#### [Do this]
Gather every line of the records below that contains the string "icon", and copy each one in full.
-----
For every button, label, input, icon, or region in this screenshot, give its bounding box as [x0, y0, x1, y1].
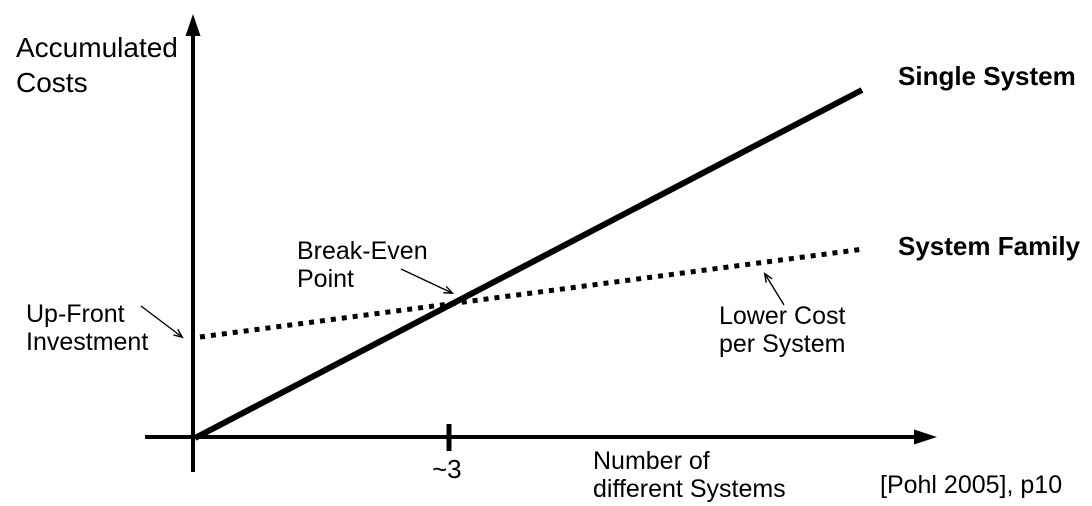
- y-axis-title: Accumulated Costs: [16, 32, 178, 98]
- citation: [Pohl 2005], p10: [880, 471, 1063, 499]
- break-even-arrow-icon: [400, 268, 455, 294]
- single-system-line: [193, 87, 864, 441]
- x-tick-label: ~3: [432, 454, 462, 484]
- up-front-investment-label: Up-Front Investment: [26, 300, 149, 356]
- single-system-label: Single System: [898, 61, 1076, 91]
- x-axis-arrowhead-icon: [914, 429, 937, 445]
- system-family-line: [199, 246, 865, 340]
- x-axis-title: Number of different Systems: [593, 447, 786, 503]
- break-even-label: Break-Even Point: [297, 237, 428, 293]
- lower-cost-label: Lower Cost per System: [719, 302, 846, 358]
- lower-cost-arrow-icon: [763, 272, 785, 306]
- system-family-label: System Family: [898, 231, 1081, 261]
- up-front-arrow-icon: [140, 305, 184, 339]
- y-axis-arrowhead-icon: [185, 14, 201, 36]
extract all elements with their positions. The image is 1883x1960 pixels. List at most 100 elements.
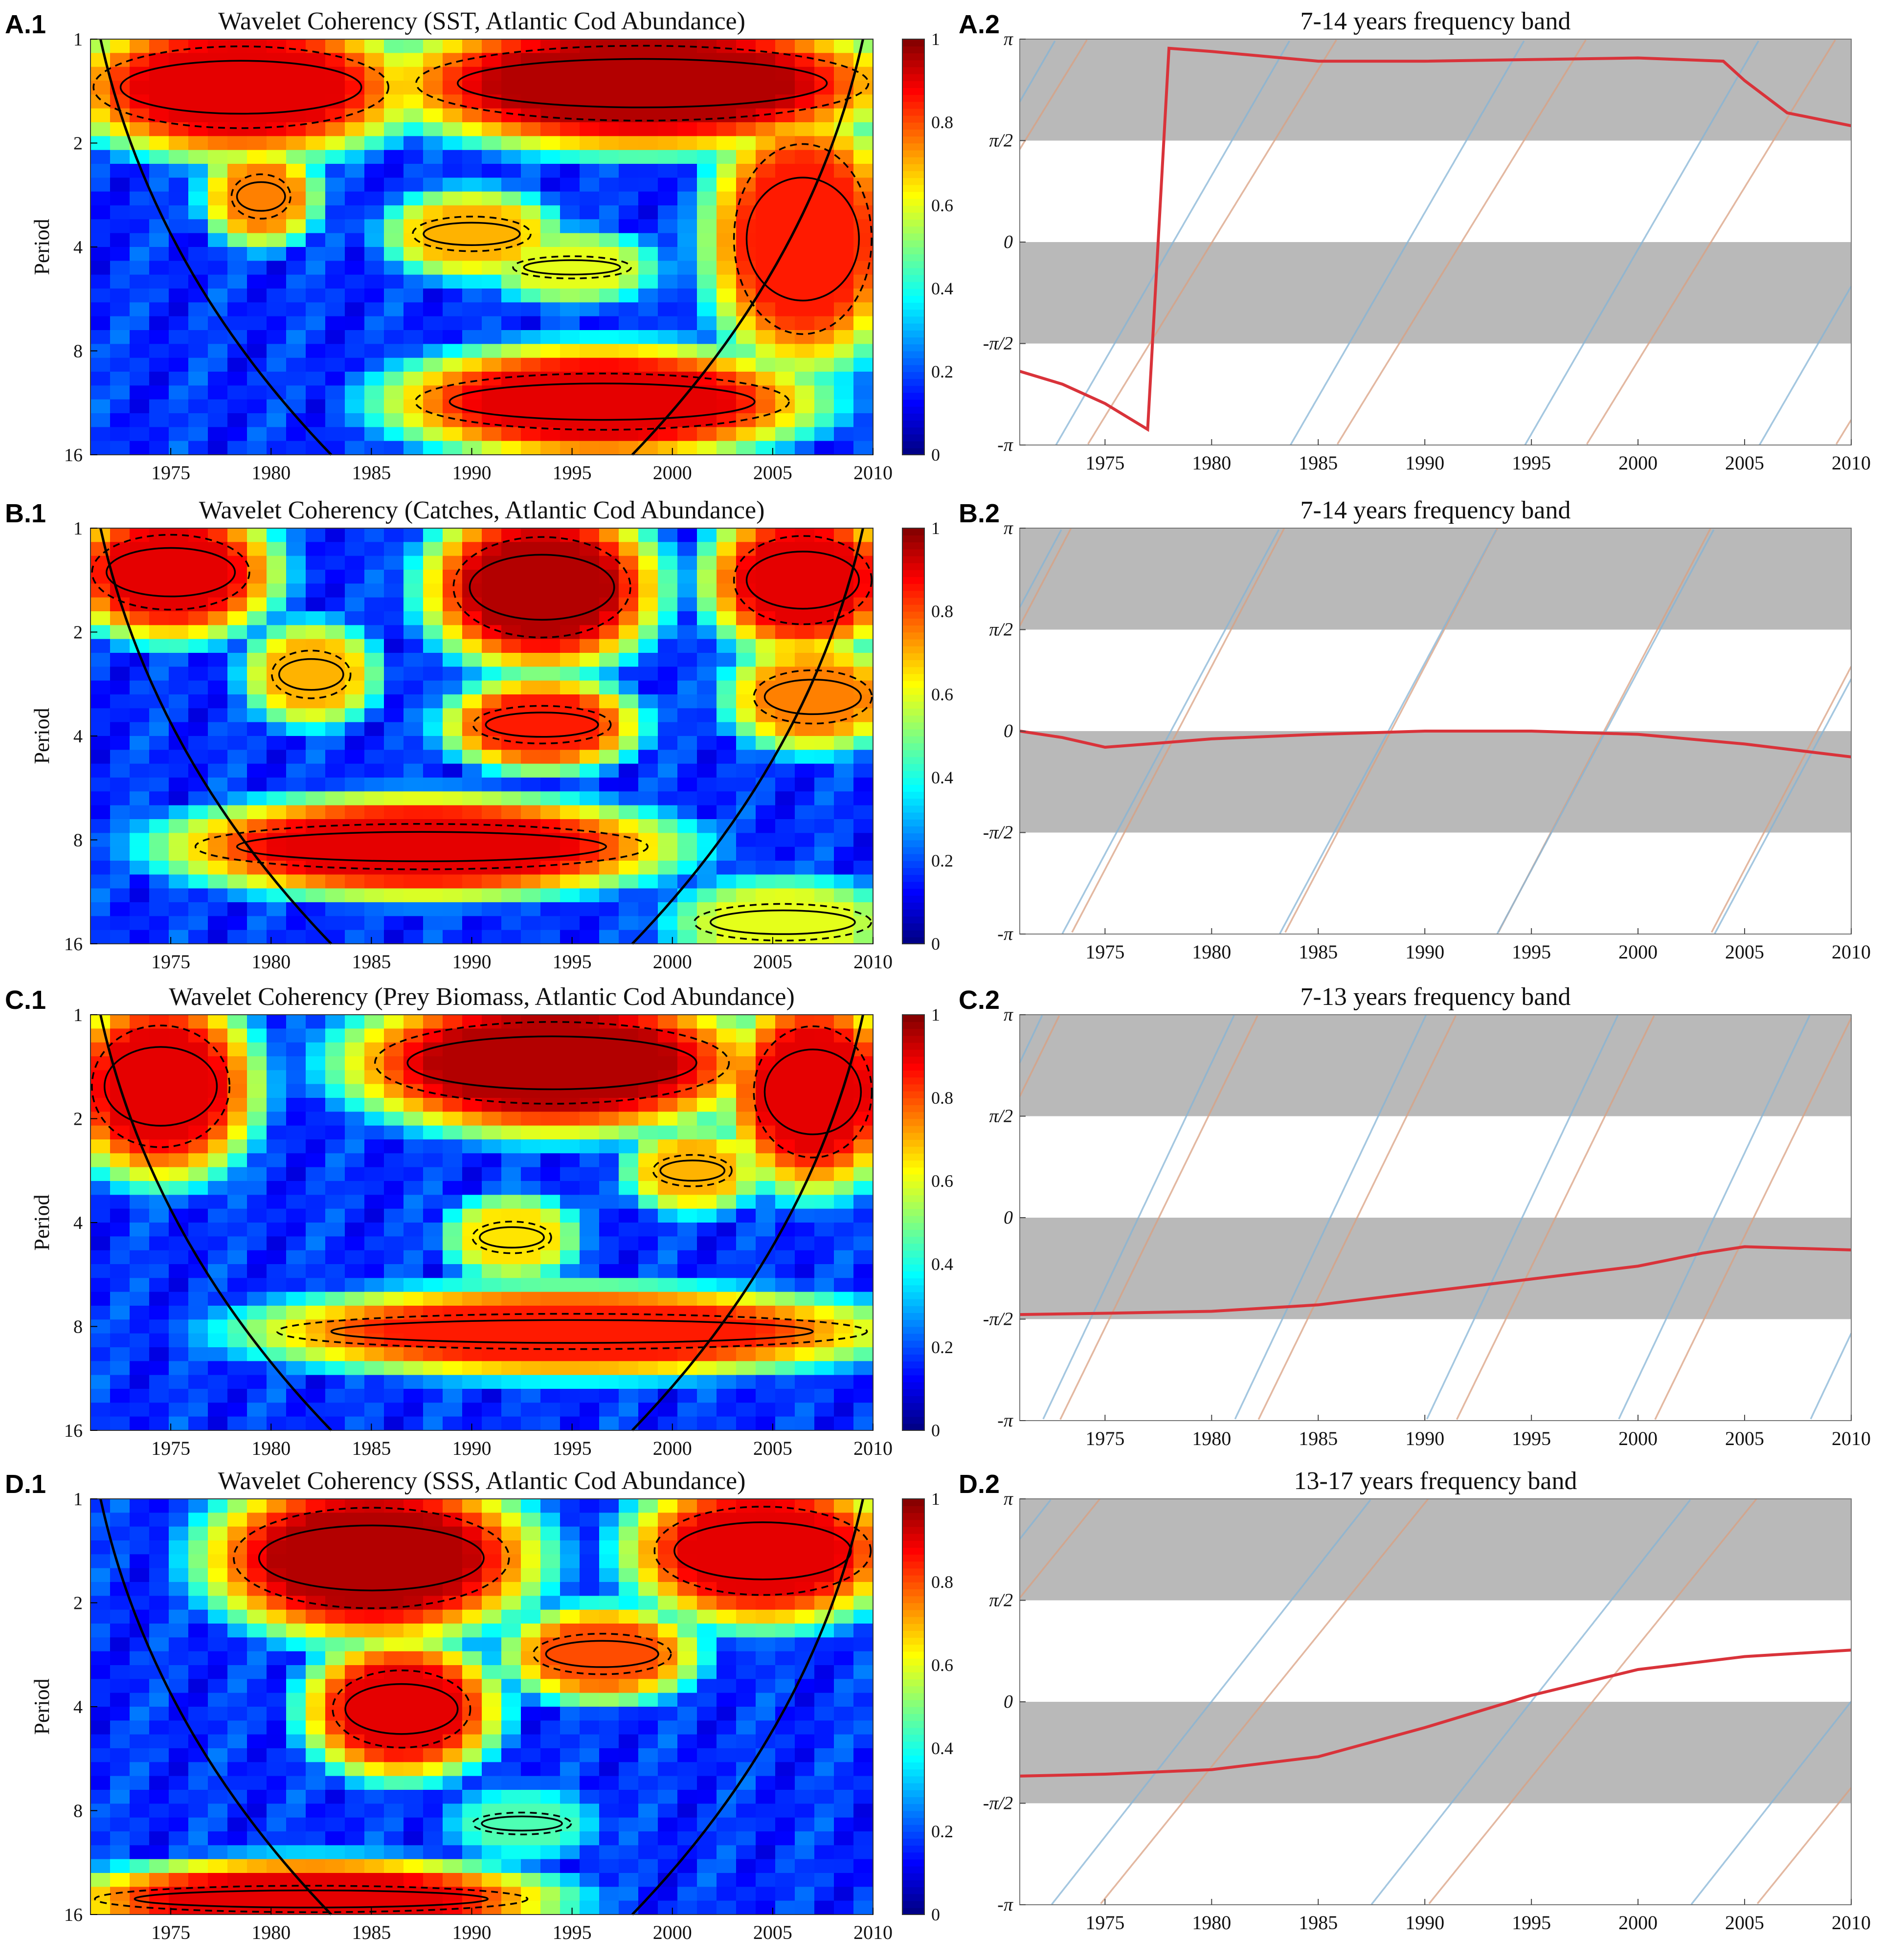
-----
#### [Complete answer]
For every button, label, input, icon, or region in this screenshot, give its bounding box as [x0, y0, x1, y1].
- break-even-arrow-icon: [400, 268, 455, 294]
- x-axis-arrowhead-icon: [914, 429, 937, 445]
- lower-cost-arrow-icon: [763, 272, 785, 306]
- up-front-arrow-icon: [140, 305, 184, 339]
- y-axis-arrowhead-icon: [185, 14, 201, 36]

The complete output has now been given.